Problem requirements ▸ Present every line in which the string "result" appears.

Material to process ▸

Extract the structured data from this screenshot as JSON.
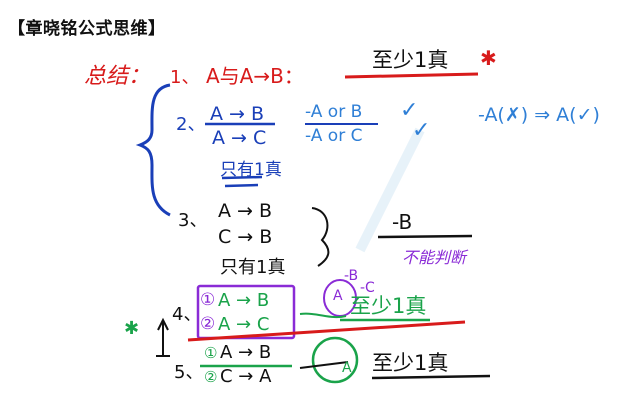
{
  "header": {
    "title": "【章晓铭公式思维】"
  },
  "notes": {
    "summary_label": "总结：",
    "item1": {
      "num": "1、",
      "text": "A与A→B：",
      "result": "至少1真",
      "mark": "✱"
    },
    "item2": {
      "num": "2、",
      "top": "A → B",
      "bottom": "A → C",
      "conclusion": "只有1真",
      "side1": "-A or B",
      "side2": "-A or C",
      "check": "✓",
      "note": "-A(✗) ⇒ A(✓)"
    },
    "item3": {
      "num": "3、",
      "lines": [
        "A → B",
        "C → B",
        "只有1真"
      ],
      "result": "-B",
      "note": "不能判断"
    },
    "item4": {
      "num": "4、",
      "circle1": "①",
      "circle2": "②",
      "line1": "A → B",
      "line2": "A → C",
      "bubble1": "-B",
      "bubble2": "-C",
      "bubble_a": "A",
      "result": "至少1真"
    },
    "item5": {
      "num": "5、",
      "circle1": "①",
      "circle2": "②",
      "line1": "A → B",
      "line2": "C → A",
      "bubble": "A",
      "result": "至少1真"
    }
  }
}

Solution below ▸
      "result": "至少1真",
      "result": "-B",
      "result": "至少1真"
      "result": "至少1真"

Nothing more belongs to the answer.